Reproduce every entry exactly.
----- DATA PROVIDED -----
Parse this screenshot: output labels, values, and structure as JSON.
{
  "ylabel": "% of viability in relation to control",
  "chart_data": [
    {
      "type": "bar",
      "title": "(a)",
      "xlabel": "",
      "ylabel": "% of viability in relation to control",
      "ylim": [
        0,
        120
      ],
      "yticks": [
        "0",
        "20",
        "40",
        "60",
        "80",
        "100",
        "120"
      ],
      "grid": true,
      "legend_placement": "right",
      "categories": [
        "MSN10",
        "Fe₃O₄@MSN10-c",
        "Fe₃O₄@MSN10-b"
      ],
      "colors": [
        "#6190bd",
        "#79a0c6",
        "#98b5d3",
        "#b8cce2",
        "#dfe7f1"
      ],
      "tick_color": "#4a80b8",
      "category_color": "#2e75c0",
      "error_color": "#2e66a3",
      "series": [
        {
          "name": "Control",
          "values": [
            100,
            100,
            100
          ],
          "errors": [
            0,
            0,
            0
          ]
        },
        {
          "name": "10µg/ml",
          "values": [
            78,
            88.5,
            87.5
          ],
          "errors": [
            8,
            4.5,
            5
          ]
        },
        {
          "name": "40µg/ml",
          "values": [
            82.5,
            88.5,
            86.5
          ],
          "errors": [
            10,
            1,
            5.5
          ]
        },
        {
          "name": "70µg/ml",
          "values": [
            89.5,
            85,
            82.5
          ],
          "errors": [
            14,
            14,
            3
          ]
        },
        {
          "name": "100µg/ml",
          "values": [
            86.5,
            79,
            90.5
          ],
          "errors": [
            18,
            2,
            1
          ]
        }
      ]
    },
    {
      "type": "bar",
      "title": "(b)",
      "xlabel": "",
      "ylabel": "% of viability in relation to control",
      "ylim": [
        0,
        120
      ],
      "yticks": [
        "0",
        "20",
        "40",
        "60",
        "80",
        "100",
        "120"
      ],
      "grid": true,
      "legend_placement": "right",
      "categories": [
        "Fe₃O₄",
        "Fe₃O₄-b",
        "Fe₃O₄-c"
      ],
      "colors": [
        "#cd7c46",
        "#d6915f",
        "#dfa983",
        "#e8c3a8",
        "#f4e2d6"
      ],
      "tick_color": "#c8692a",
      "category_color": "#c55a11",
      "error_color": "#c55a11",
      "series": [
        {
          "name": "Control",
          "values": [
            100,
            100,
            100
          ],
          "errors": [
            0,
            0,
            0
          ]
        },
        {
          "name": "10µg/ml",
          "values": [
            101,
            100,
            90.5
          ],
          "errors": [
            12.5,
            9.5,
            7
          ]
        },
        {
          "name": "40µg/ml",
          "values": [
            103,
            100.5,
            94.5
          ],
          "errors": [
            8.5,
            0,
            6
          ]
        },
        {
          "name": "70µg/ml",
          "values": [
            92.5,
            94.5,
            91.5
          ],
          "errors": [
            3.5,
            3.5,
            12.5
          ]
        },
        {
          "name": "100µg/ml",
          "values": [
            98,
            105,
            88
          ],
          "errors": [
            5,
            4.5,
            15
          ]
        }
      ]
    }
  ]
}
-----
__WRITTEN RESPONSE__:
Parse this screenshot: output labels, values, and structure as JSON.
{
  "ylabel": "% of viability in relation to control",
  "chart_data": [
    {
      "type": "bar",
      "title": "(a)",
      "xlabel": "",
      "ylabel": "% of viability in relation to control",
      "ylim": [
        0,
        120
      ],
      "yticks": [
        "0",
        "20",
        "40",
        "60",
        "80",
        "100",
        "120"
      ],
      "grid": true,
      "legend_placement": "right",
      "categories": [
        "MSN10",
        "Fe₃O₄@MSN10-c",
        "Fe₃O₄@MSN10-b"
      ],
      "colors": [
        "#6190bd",
        "#79a0c6",
        "#98b5d3",
        "#b8cce2",
        "#dfe7f1"
      ],
      "tick_color": "#4a80b8",
      "category_color": "#2e75c0",
      "error_color": "#2e66a3",
      "series": [
        {
          "name": "Control",
          "values": [
            100,
            100,
            100
          ],
          "errors": [
            0,
            0,
            0
          ]
        },
        {
          "name": "10µg/ml",
          "values": [
            78,
            88.5,
            87.5
          ],
          "errors": [
            8,
            4.5,
            5
          ]
        },
        {
          "name": "40µg/ml",
          "values": [
            82.5,
            88.5,
            86.5
          ],
          "errors": [
            10,
            1,
            5.5
          ]
        },
        {
          "name": "70µg/ml",
          "values": [
            89.5,
            85,
            82.5
          ],
          "errors": [
            14,
            14,
            3
          ]
        },
        {
          "name": "100µg/ml",
          "values": [
            86.5,
            79,
            90.5
          ],
          "errors": [
            18,
            2,
            1
          ]
        }
      ]
    },
    {
      "type": "bar",
      "title": "(b)",
      "xlabel": "",
      "ylabel": "% of viability in relation to control",
      "ylim": [
        0,
        120
      ],
      "yticks": [
        "0",
        "20",
        "40",
        "60",
        "80",
        "100",
        "120"
      ],
      "grid": true,
      "legend_placement": "right",
      "categories": [
        "Fe₃O₄",
        "Fe₃O₄-b",
        "Fe₃O₄-c"
      ],
      "colors": [
        "#cd7c46",
        "#d6915f",
        "#dfa983",
        "#e8c3a8",
        "#f4e2d6"
      ],
      "tick_color": "#c8692a",
      "category_color": "#c55a11",
      "error_color": "#c55a11",
      "series": [
        {
          "name": "Control",
          "values": [
            100,
            100,
            100
          ],
          "errors": [
            0,
            0,
            0
          ]
        },
        {
          "name": "10µg/ml",
          "values": [
            101,
            100,
            90.5
          ],
          "errors": [
            12.5,
            9.5,
            7
          ]
        },
        {
          "name": "40µg/ml",
          "values": [
            103,
            100.5,
            94.5
          ],
          "errors": [
            8.5,
            0,
            6
          ]
        },
        {
          "name": "70µg/ml",
          "values": [
            92.5,
            94.5,
            91.5
          ],
          "errors": [
            3.5,
            3.5,
            12.5
          ]
        },
        {
          "name": "100µg/ml",
          "values": [
            98,
            105,
            88
          ],
          "errors": [
            5,
            4.5,
            15
          ]
        }
      ]
    }
  ]
}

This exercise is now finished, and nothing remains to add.